**Dataset records:**
------------------------------------

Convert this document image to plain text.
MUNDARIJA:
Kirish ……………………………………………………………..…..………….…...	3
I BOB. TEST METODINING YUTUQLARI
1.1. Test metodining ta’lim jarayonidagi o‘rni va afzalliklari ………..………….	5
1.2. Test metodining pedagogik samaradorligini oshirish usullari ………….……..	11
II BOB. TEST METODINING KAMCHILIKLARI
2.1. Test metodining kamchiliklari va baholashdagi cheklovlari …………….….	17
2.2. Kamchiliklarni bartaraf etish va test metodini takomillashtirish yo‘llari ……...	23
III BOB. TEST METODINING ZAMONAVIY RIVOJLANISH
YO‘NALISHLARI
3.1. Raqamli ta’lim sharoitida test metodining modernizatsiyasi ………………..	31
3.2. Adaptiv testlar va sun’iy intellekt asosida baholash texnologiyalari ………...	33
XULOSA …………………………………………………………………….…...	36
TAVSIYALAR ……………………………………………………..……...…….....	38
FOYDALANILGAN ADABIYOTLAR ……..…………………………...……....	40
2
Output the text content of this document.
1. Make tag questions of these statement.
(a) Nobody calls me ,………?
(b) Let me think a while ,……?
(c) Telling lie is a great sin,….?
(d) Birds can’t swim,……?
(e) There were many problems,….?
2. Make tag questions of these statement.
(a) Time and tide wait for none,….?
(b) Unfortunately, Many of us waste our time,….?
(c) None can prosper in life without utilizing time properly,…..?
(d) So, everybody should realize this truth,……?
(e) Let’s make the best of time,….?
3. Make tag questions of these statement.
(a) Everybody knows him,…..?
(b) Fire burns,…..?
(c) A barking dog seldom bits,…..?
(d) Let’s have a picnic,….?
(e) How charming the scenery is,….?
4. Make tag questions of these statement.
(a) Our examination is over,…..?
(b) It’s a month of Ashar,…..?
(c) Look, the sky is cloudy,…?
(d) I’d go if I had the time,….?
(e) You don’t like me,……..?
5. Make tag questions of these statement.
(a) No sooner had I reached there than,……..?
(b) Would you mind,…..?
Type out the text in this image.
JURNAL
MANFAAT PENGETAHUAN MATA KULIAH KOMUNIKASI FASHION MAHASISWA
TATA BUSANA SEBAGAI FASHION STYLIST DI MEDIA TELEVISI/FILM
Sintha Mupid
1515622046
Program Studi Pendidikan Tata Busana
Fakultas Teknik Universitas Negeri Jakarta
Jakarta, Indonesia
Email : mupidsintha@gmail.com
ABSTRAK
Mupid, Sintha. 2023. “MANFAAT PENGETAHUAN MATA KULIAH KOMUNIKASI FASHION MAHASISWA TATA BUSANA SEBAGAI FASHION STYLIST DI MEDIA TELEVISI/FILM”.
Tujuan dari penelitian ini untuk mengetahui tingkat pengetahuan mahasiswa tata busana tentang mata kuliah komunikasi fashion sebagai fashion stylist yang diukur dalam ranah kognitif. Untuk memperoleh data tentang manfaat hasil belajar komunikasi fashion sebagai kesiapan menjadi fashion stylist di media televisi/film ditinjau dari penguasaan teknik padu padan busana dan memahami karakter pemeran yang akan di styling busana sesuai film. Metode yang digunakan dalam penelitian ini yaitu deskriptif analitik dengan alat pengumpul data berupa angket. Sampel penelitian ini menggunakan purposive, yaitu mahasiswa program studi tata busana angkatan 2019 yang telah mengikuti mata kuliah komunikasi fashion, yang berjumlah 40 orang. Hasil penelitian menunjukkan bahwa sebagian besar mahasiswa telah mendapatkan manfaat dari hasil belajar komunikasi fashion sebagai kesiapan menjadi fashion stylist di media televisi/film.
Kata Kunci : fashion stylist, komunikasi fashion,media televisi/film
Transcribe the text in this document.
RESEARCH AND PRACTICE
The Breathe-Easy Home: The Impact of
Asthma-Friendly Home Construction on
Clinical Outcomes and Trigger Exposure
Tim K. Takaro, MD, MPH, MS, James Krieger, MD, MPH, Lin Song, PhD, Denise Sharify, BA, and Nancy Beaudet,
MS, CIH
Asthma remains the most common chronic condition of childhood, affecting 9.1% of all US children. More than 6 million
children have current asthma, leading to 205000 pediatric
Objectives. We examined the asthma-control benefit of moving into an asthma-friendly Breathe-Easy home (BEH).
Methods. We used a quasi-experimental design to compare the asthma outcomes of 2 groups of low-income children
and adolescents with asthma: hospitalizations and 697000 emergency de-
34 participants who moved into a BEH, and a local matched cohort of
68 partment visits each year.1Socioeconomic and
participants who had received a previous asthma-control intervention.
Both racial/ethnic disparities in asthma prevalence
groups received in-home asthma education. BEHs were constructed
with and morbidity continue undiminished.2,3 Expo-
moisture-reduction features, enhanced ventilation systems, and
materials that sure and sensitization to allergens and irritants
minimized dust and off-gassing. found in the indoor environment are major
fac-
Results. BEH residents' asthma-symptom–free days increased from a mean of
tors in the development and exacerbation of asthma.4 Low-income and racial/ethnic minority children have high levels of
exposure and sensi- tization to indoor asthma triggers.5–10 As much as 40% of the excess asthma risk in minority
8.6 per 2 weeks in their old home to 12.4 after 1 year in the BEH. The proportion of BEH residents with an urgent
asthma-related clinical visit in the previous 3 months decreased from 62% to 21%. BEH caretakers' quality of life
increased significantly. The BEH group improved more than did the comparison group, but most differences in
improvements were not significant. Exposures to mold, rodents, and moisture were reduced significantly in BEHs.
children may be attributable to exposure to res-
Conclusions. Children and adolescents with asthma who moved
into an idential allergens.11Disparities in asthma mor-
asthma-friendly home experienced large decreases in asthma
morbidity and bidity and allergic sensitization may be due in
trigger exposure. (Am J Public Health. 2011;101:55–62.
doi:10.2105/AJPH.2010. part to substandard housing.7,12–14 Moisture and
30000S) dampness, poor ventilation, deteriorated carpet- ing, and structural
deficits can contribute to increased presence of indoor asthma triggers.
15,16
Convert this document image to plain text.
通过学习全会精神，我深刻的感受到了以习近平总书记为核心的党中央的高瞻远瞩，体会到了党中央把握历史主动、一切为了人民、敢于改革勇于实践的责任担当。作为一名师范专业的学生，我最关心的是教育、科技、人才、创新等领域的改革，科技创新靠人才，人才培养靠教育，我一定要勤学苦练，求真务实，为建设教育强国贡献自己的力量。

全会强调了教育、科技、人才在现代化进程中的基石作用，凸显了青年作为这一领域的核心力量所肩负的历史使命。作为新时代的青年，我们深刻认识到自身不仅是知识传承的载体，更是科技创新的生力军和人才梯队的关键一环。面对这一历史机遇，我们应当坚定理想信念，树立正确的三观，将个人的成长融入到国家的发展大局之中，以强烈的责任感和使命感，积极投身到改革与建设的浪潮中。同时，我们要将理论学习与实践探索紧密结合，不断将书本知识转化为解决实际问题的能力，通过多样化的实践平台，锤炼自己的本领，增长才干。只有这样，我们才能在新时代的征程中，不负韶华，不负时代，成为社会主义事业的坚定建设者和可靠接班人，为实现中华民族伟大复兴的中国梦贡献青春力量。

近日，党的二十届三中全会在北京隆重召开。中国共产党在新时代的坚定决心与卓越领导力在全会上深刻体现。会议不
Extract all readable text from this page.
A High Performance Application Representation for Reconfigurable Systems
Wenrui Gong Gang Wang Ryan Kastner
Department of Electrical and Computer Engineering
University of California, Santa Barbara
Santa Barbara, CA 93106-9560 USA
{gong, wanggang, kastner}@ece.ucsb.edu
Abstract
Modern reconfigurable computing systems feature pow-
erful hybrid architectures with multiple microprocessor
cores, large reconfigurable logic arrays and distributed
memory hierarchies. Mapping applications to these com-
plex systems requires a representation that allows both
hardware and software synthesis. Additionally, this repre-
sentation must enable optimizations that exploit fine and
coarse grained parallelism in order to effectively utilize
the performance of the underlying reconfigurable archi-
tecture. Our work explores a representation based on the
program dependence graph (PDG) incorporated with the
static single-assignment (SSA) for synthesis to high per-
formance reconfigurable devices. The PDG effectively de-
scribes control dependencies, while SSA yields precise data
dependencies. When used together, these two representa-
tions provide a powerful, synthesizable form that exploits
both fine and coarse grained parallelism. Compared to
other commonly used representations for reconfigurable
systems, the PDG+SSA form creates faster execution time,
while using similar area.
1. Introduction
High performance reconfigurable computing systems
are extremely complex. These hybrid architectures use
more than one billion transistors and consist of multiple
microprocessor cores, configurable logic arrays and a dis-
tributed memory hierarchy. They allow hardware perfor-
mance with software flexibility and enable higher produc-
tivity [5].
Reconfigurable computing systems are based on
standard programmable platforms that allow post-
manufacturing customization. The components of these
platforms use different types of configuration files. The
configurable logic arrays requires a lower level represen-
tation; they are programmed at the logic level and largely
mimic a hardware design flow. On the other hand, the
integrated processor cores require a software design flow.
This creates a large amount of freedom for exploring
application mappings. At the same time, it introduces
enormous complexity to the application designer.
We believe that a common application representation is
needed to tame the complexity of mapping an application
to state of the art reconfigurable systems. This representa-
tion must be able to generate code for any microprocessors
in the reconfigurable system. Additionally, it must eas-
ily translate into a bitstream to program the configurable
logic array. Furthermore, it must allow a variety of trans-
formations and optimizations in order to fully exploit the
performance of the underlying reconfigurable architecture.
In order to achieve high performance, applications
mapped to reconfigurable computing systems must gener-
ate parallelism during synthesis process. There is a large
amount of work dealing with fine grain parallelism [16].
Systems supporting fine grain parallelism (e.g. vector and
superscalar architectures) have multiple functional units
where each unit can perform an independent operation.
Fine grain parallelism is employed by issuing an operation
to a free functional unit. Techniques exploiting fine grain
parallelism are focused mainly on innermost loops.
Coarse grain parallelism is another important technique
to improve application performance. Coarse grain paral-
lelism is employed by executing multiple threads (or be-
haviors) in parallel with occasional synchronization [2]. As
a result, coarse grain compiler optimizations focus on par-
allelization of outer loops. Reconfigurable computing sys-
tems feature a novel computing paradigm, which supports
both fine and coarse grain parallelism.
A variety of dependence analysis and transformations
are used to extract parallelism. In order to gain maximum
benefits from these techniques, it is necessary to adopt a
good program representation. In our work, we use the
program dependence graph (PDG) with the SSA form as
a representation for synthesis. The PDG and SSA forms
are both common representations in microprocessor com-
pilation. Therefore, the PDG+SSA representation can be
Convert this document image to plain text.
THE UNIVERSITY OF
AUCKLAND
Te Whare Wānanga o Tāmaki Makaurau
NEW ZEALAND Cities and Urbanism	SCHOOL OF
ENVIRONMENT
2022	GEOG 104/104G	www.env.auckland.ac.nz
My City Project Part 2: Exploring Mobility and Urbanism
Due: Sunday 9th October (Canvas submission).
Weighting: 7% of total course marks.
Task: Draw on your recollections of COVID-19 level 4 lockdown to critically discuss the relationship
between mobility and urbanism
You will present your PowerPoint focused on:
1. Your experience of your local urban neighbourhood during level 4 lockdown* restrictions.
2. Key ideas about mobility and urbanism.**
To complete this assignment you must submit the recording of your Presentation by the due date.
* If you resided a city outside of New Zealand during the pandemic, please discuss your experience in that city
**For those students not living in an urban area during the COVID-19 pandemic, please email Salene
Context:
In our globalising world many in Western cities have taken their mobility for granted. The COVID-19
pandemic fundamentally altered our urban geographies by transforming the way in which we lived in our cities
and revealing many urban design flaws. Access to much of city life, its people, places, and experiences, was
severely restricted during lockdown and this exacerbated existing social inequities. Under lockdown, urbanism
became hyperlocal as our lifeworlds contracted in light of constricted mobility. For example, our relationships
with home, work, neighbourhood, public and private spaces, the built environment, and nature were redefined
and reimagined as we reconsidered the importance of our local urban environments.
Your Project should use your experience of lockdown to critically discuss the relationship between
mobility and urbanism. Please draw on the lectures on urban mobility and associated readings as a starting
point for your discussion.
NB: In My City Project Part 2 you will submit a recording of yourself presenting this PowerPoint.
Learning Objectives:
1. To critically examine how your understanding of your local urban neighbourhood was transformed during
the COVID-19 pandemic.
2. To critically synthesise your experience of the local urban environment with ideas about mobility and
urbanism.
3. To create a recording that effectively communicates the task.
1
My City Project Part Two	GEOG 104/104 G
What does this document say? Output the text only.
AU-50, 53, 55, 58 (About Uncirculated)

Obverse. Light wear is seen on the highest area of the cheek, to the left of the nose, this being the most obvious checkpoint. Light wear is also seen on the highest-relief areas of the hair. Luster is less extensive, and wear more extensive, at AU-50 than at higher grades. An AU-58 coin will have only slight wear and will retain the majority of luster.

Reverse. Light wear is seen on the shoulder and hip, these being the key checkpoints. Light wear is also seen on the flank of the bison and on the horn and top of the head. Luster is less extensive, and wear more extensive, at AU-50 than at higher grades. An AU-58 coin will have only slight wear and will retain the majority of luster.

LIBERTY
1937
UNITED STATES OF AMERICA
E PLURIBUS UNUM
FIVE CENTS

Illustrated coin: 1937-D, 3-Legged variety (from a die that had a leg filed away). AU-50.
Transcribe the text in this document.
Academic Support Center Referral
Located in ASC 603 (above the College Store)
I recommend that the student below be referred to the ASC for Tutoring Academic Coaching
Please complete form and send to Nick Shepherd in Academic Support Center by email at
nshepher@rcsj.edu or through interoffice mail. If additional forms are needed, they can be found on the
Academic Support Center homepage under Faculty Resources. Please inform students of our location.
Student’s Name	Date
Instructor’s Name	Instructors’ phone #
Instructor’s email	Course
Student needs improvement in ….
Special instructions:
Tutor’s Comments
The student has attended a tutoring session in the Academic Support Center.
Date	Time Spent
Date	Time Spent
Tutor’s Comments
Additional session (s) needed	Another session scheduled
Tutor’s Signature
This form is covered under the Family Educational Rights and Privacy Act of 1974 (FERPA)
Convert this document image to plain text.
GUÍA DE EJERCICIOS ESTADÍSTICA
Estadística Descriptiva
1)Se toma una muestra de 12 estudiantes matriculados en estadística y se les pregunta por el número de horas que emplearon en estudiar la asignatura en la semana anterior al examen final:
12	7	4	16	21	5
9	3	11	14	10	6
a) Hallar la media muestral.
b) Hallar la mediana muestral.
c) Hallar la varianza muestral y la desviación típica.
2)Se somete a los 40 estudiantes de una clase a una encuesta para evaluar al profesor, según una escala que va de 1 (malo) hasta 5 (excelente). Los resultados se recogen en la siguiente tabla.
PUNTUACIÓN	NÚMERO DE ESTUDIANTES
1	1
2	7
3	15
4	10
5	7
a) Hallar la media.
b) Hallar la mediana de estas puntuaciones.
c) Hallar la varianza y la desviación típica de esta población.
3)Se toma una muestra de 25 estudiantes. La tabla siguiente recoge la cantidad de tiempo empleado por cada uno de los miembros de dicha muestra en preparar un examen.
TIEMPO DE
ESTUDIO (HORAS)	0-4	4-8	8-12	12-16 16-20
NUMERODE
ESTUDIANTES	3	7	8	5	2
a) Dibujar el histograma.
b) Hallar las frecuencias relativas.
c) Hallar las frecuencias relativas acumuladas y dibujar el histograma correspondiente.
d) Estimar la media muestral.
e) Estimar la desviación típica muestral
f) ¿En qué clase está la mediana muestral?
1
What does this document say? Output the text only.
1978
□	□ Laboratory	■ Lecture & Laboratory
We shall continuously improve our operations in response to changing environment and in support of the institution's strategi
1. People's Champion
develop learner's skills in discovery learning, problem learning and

------------------------------------

**Stated task:** Copy out every line in the entries above that holds "income".

**Full response:**
Methods. We used a quasi-experimental design to compare the asthma outcomes of 2 groups of low-income children
tors in the development and exacerbation of asthma.4 Low-income and racial/ethnic minority children have high levels of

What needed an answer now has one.